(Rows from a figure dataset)
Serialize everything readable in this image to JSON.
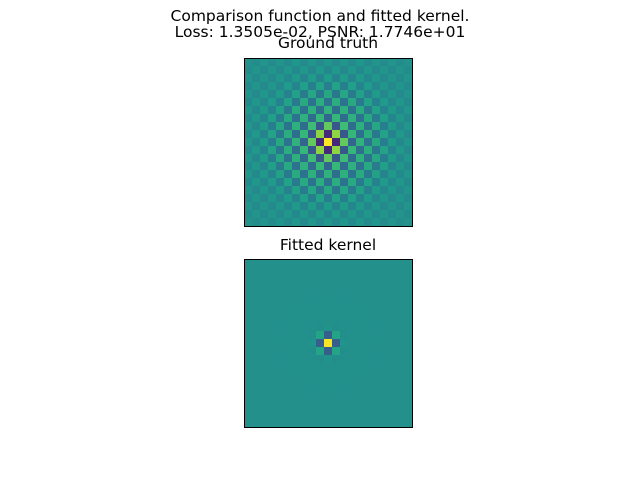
{
  "figure": {
    "suptitle_line1": "Comparison function and fitted kernel.",
    "suptitle_line2": "Loss: 1.3505e-02, PSNR: 1.7746e+01"
  },
  "chart_data": [
    {
      "type": "heatmap",
      "title": "Ground truth",
      "size": 21,
      "colormap": "viridis",
      "vmin": -1,
      "vmax": 1,
      "pattern": "checkerboard sinc-like oscillation, strongest near center, decaying outward",
      "center_values": [
        [
          1.0,
          -1.0
        ],
        [
          -1.0,
          1.0
        ]
      ],
      "approx_amplitude_by_ring": [
        1.0,
        0.75,
        0.55,
        0.4,
        0.28,
        0.18,
        0.1,
        0.05,
        0.02,
        0.0
      ]
    },
    {
      "type": "heatmap",
      "title": "Fitted kernel",
      "size": 21,
      "colormap": "viridis",
      "vmin": -1,
      "vmax": 1,
      "pattern": "compact 4x4 checkerboard at center, near zero elsewhere",
      "center_values": [
        [
          0.9,
          -1.0
        ],
        [
          -1.0,
          0.9
        ]
      ],
      "approx_amplitude_by_ring": [
        1.0,
        0.35,
        0.05,
        0.0
      ]
    }
  ]
}
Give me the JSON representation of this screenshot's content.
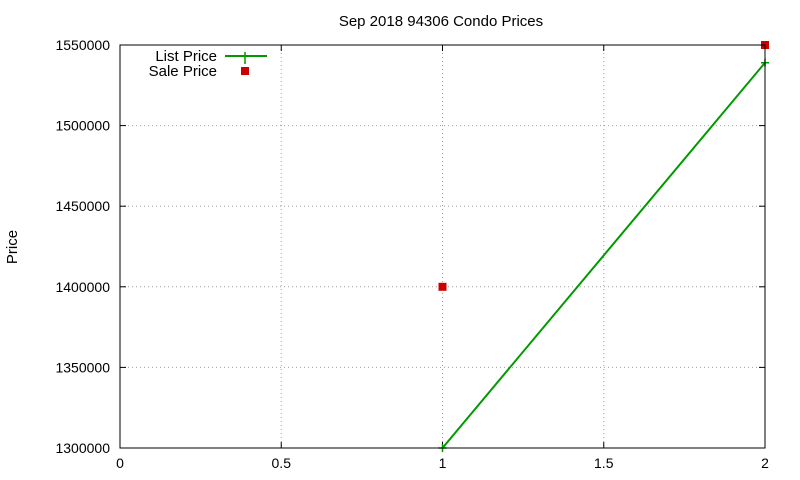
{
  "chart_data": {
    "type": "line",
    "title": "Sep 2018 94306 Condo Prices",
    "xlabel": "",
    "ylabel": "Price",
    "xlim": [
      0,
      2
    ],
    "ylim": [
      1300000,
      1550000
    ],
    "xticks": [
      0,
      0.5,
      1,
      1.5,
      2
    ],
    "xtick_labels": [
      "0",
      "0.5",
      "1",
      "1.5",
      "2"
    ],
    "yticks": [
      1300000,
      1350000,
      1400000,
      1450000,
      1500000,
      1550000
    ],
    "ytick_labels": [
      "1300000",
      "1350000",
      "1400000",
      "1450000",
      "1500000",
      "1550000"
    ],
    "grid": true,
    "legend_position": "top-left",
    "series": [
      {
        "name": "List Price",
        "style": "line-with-plus-markers",
        "color": "#009900",
        "x": [
          1,
          2
        ],
        "y": [
          1300000,
          1539000
        ]
      },
      {
        "name": "Sale Price",
        "style": "square-markers",
        "color": "#cc0000",
        "x": [
          1,
          2
        ],
        "y": [
          1400000,
          1550000
        ]
      }
    ]
  }
}
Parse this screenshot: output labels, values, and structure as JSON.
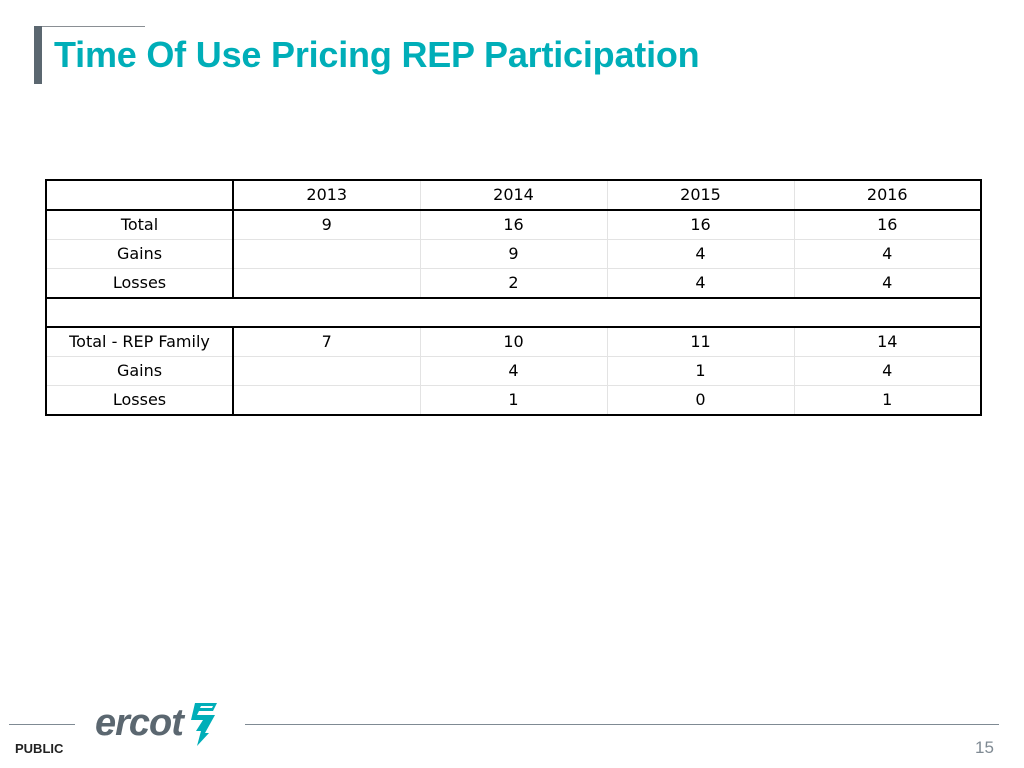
{
  "slide": {
    "title": "Time Of Use Pricing REP Participation",
    "page_number": "15",
    "classification": "PUBLIC",
    "logo": "ercot"
  },
  "colors": {
    "title": "#00aeb8",
    "title_accent_bar": "#5b6770",
    "logo": "#5b6770",
    "logo_mark": "#00aeb8"
  },
  "table": {
    "header": [
      "",
      "2013",
      "2014",
      "2015",
      "2016"
    ],
    "section1": [
      [
        "Total",
        "9",
        "16",
        "16",
        "16"
      ],
      [
        "Gains",
        "",
        "9",
        "4",
        "4"
      ],
      [
        "Losses",
        "",
        "2",
        "4",
        "4"
      ]
    ],
    "section2": [
      [
        "Total - REP Family",
        "7",
        "10",
        "11",
        "14"
      ],
      [
        "Gains",
        "",
        "4",
        "1",
        "4"
      ],
      [
        "Losses",
        "",
        "1",
        "0",
        "1"
      ]
    ]
  }
}
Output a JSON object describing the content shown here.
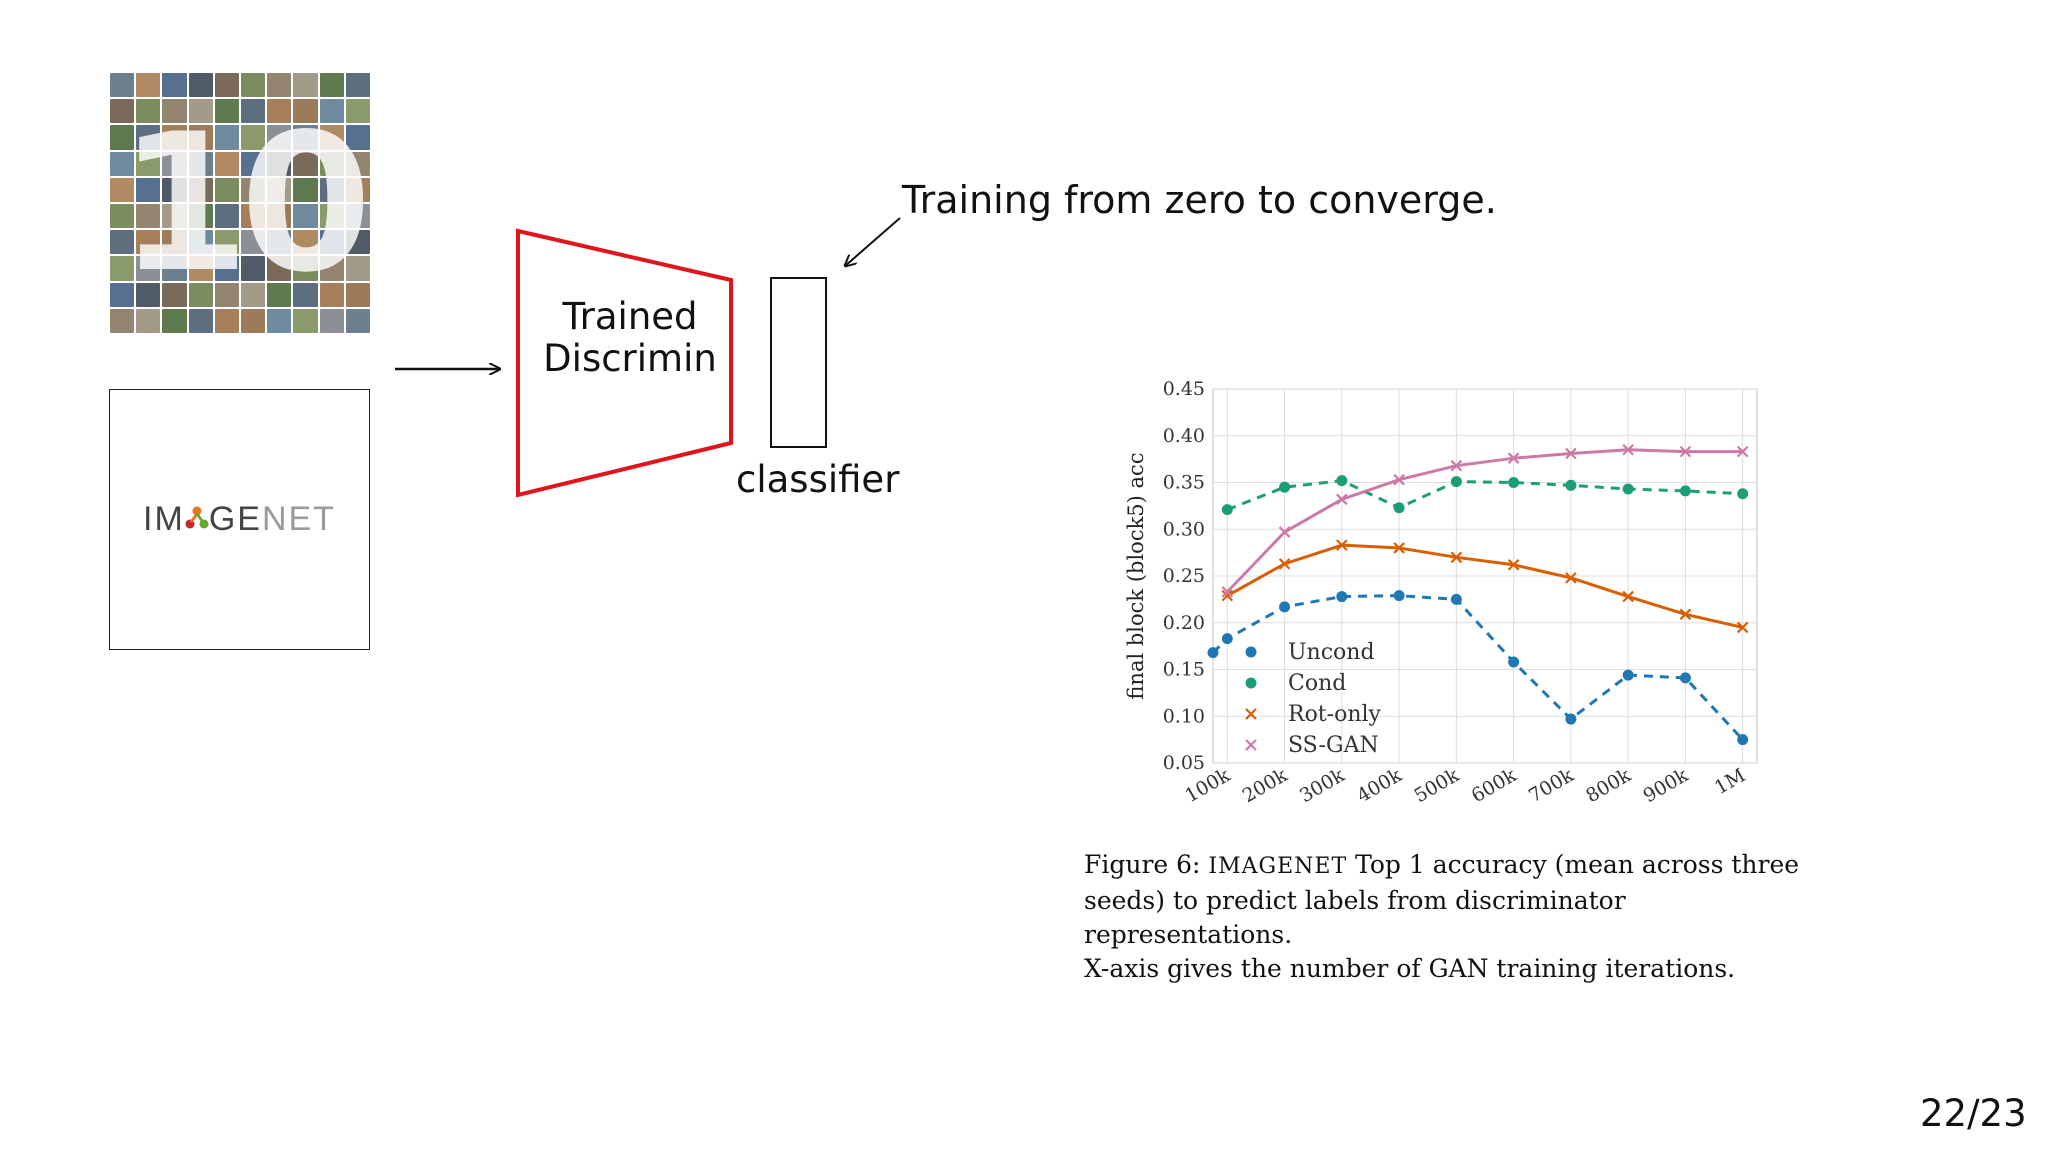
{
  "slide": {
    "discriminator_label_line1": "Trained",
    "discriminator_label_line2": "Discrimin",
    "classifier_label": "classifier",
    "training_note": "Training from zero to converge.",
    "page_number": "22/23",
    "cifar_number": "10",
    "imagenet_logo": {
      "part1": "IM",
      "part2": "GE",
      "part3": "NET"
    }
  },
  "colors": {
    "discriminator_outline": "#e0151b",
    "uncond": "#1f77b4",
    "cond": "#1b9e77",
    "rot_only": "#d95f02",
    "ss_gan": "#cc79a7",
    "logo_orange": "#e8761c",
    "logo_red": "#c9252d",
    "logo_green": "#69a82f"
  },
  "caption": {
    "figure_label": "Figure 6:",
    "dataset_name": "IMAGENET",
    "text_line1_rest": "Top 1 accuracy (mean across three",
    "text_line2": "seeds) to predict labels from discriminator representations.",
    "text_line3": "X-axis gives the number of GAN training iterations."
  },
  "chart_data": {
    "type": "line",
    "ylabel": "final block (block5) acc",
    "xlabel": "",
    "categories": [
      "100k",
      "200k",
      "300k",
      "400k",
      "500k",
      "600k",
      "700k",
      "800k",
      "900k",
      "1M"
    ],
    "ylim": [
      0.05,
      0.45
    ],
    "yticks": [
      "0.05",
      "0.10",
      "0.15",
      "0.20",
      "0.25",
      "0.30",
      "0.35",
      "0.40",
      "0.45"
    ],
    "grid": true,
    "legend_position": "lower-left",
    "series": [
      {
        "name": "Uncond",
        "marker": "dot",
        "line": "dashed",
        "x": [
          "75k",
          "100k",
          "200k",
          "300k",
          "400k",
          "500k",
          "600k",
          "700k",
          "800k",
          "900k",
          "1M"
        ],
        "x_pos": [
          0.75,
          1,
          2,
          3,
          4,
          5,
          6,
          7,
          8,
          9,
          10
        ],
        "values": [
          0.168,
          0.183,
          0.217,
          0.228,
          0.229,
          0.225,
          0.158,
          0.097,
          0.144,
          0.141,
          0.075
        ]
      },
      {
        "name": "Cond",
        "marker": "dot",
        "line": "dashed",
        "x": [
          "100k",
          "200k",
          "300k",
          "400k",
          "500k",
          "600k",
          "700k",
          "800k",
          "900k",
          "1M"
        ],
        "x_pos": [
          1,
          2,
          3,
          4,
          5,
          6,
          7,
          8,
          9,
          10
        ],
        "values": [
          0.321,
          0.345,
          0.352,
          0.323,
          0.351,
          0.35,
          0.347,
          0.343,
          0.341,
          0.338
        ]
      },
      {
        "name": "Rot-only",
        "marker": "x",
        "line": "solid",
        "x": [
          "100k",
          "200k",
          "300k",
          "400k",
          "500k",
          "600k",
          "700k",
          "800k",
          "900k",
          "1M"
        ],
        "x_pos": [
          1,
          2,
          3,
          4,
          5,
          6,
          7,
          8,
          9,
          10
        ],
        "values": [
          0.229,
          0.263,
          0.283,
          0.28,
          0.27,
          0.262,
          0.248,
          0.228,
          0.209,
          0.195
        ]
      },
      {
        "name": "SS-GAN",
        "marker": "x",
        "line": "solid",
        "x": [
          "100k",
          "200k",
          "300k",
          "400k",
          "500k",
          "600k",
          "700k",
          "800k",
          "900k",
          "1M"
        ],
        "x_pos": [
          1,
          2,
          3,
          4,
          5,
          6,
          7,
          8,
          9,
          10
        ],
        "values": [
          0.233,
          0.297,
          0.332,
          0.353,
          0.368,
          0.376,
          0.381,
          0.385,
          0.383,
          0.383
        ]
      }
    ]
  }
}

** PROMPT **
Above are records with pictures; repeat the records exactly and leave the pictures out.

** TASK RESULT **
Serialize everything readable in this image to JSON.
{
  "figure": {
    "suptitle_line1": "Comparison function and fitted kernel.",
    "suptitle_line2": "Loss: 1.3505e-02, PSNR: 1.7746e+01"
  },
  "chart_data": [
    {
      "type": "heatmap",
      "title": "Ground truth",
      "size": 21,
      "colormap": "viridis",
      "vmin": -1,
      "vmax": 1,
      "pattern": "checkerboard sinc-like oscillation, strongest near center, decaying outward",
      "center_values": [
        [
          1.0,
          -1.0
        ],
        [
          -1.0,
          1.0
        ]
      ],
      "approx_amplitude_by_ring": [
        1.0,
        0.75,
        0.55,
        0.4,
        0.28,
        0.18,
        0.1,
        0.05,
        0.02,
        0.0
      ]
    },
    {
      "type": "heatmap",
      "title": "Fitted kernel",
      "size": 21,
      "colormap": "viridis",
      "vmin": -1,
      "vmax": 1,
      "pattern": "compact 4x4 checkerboard at center, near zero elsewhere",
      "center_values": [
        [
          0.9,
          -1.0
        ],
        [
          -1.0,
          0.9
        ]
      ],
      "approx_amplitude_by_ring": [
        1.0,
        0.35,
        0.05,
        0.0
      ]
    }
  ]
}
Give me the JSON representation of this screenshot's content.
{
  "chart_data": {
    "type": "line",
    "title": "Sep 2018 94306 Condo Prices",
    "xlabel": "",
    "ylabel": "Price",
    "xlim": [
      0,
      2
    ],
    "ylim": [
      1300000,
      1550000
    ],
    "xticks": [
      0,
      0.5,
      1,
      1.5,
      2
    ],
    "xtick_labels": [
      "0",
      "0.5",
      "1",
      "1.5",
      "2"
    ],
    "yticks": [
      1300000,
      1350000,
      1400000,
      1450000,
      1500000,
      1550000
    ],
    "ytick_labels": [
      "1300000",
      "1350000",
      "1400000",
      "1450000",
      "1500000",
      "1550000"
    ],
    "grid": true,
    "legend_position": "top-left",
    "series": [
      {
        "name": "List Price",
        "style": "line-with-plus-markers",
        "color": "#009900",
        "x": [
          1,
          2
        ],
        "y": [
          1300000,
          1539000
        ]
      },
      {
        "name": "Sale Price",
        "style": "square-markers",
        "color": "#cc0000",
        "x": [
          1,
          2
        ],
        "y": [
          1400000,
          1550000
        ]
      }
    ]
  }
}
Parse this screenshot: output labels, values, and structure as JSON.
{
  "slide": {
    "title": "Time Of Use Pricing REP Participation",
    "page_number": "15",
    "classification": "PUBLIC",
    "logo": "ercot"
  },
  "colors": {
    "title": "#00aeb8",
    "title_accent_bar": "#5b6770",
    "logo": "#5b6770",
    "logo_mark": "#00aeb8"
  },
  "table": {
    "header": [
      "",
      "2013",
      "2014",
      "2015",
      "2016"
    ],
    "section1": [
      [
        "Total",
        "9",
        "16",
        "16",
        "16"
      ],
      [
        "Gains",
        "",
        "9",
        "4",
        "4"
      ],
      [
        "Losses",
        "",
        "2",
        "4",
        "4"
      ]
    ],
    "section2": [
      [
        "Total - REP Family",
        "7",
        "10",
        "11",
        "14"
      ],
      [
        "Gains",
        "",
        "4",
        "1",
        "4"
      ],
      [
        "Losses",
        "",
        "1",
        "0",
        "1"
      ]
    ]
  }
}
Output a JSON object describing the content shown here.
{
  "slide": {
    "discriminator_label_line1": "Trained",
    "discriminator_label_line2": "Discrimin",
    "classifier_label": "classifier",
    "training_note": "Training from zero to converge.",
    "page_number": "22/23",
    "cifar_number": "10",
    "imagenet_logo": {
      "part1": "IM",
      "part2": "GE",
      "part3": "NET"
    }
  },
  "colors": {
    "discriminator_outline": "#e0151b",
    "uncond": "#1f77b4",
    "cond": "#1b9e77",
    "rot_only": "#d95f02",
    "ss_gan": "#cc79a7",
    "logo_orange": "#e8761c",
    "logo_red": "#c9252d",
    "logo_green": "#69a82f"
  },
  "caption": {
    "figure_label": "Figure 6:",
    "dataset_name": "IMAGENET",
    "text_line1_rest": "Top 1 accuracy (mean across three",
    "text_line2": "seeds) to predict labels from discriminator representations.",
    "text_line3": "X-axis gives the number of GAN training iterations."
  },
  "chart_data": {
    "type": "line",
    "ylabel": "final block (block5) acc",
    "xlabel": "",
    "categories": [
      "100k",
      "200k",
      "300k",
      "400k",
      "500k",
      "600k",
      "700k",
      "800k",
      "900k",
      "1M"
    ],
    "ylim": [
      0.05,
      0.45
    ],
    "yticks": [
      "0.05",
      "0.10",
      "0.15",
      "0.20",
      "0.25",
      "0.30",
      "0.35",
      "0.40",
      "0.45"
    ],
    "grid": true,
    "legend_position": "lower-left",
    "series": [
      {
        "name": "Uncond",
        "marker": "dot",
        "line": "dashed",
        "x": [
          "75k",
          "100k",
          "200k",
          "300k",
          "400k",
          "500k",
          "600k",
          "700k",
          "800k",
          "900k",
          "1M"
        ],
        "x_pos": [
          0.75,
          1,
          2,
          3,
          4,
          5,
          6,
          7,
          8,
          9,
          10
        ],
        "values": [
          0.168,
          0.183,
          0.217,
          0.228,
          0.229,
          0.225,
          0.158,
          0.097,
          0.144,
          0.141,
          0.075
        ]
      },
      {
        "name": "Cond",
        "marker": "dot",
        "line": "dashed",
        "x": [
          "100k",
          "200k",
          "300k",
          "400k",
          "500k",
          "600k",
          "700k",
          "800k",
          "900k",
          "1M"
        ],
        "x_pos": [
          1,
          2,
          3,
          4,
          5,
          6,
          7,
          8,
          9,
          10
        ],
        "values": [
          0.321,
          0.345,
          0.352,
          0.323,
          0.351,
          0.35,
          0.347,
          0.343,
          0.341,
          0.338
        ]
      },
      {
        "name": "Rot-only",
        "marker": "x",
        "line": "solid",
        "x": [
          "100k",
          "200k",
          "300k",
          "400k",
          "500k",
          "600k",
          "700k",
          "800k",
          "900k",
          "1M"
        ],
        "x_pos": [
          1,
          2,
          3,
          4,
          5,
          6,
          7,
          8,
          9,
          10
        ],
        "values": [
          0.229,
          0.263,
          0.283,
          0.28,
          0.27,
          0.262,
          0.248,
          0.228,
          0.209,
          0.195
        ]
      },
      {
        "name": "SS-GAN",
        "marker": "x",
        "line": "solid",
        "x": [
          "100k",
          "200k",
          "300k",
          "400k",
          "500k",
          "600k",
          "700k",
          "800k",
          "900k",
          "1M"
        ],
        "x_pos": [
          1,
          2,
          3,
          4,
          5,
          6,
          7,
          8,
          9,
          10
        ],
        "values": [
          0.233,
          0.297,
          0.332,
          0.353,
          0.368,
          0.376,
          0.381,
          0.385,
          0.383,
          0.383
        ]
      }
    ]
  }
}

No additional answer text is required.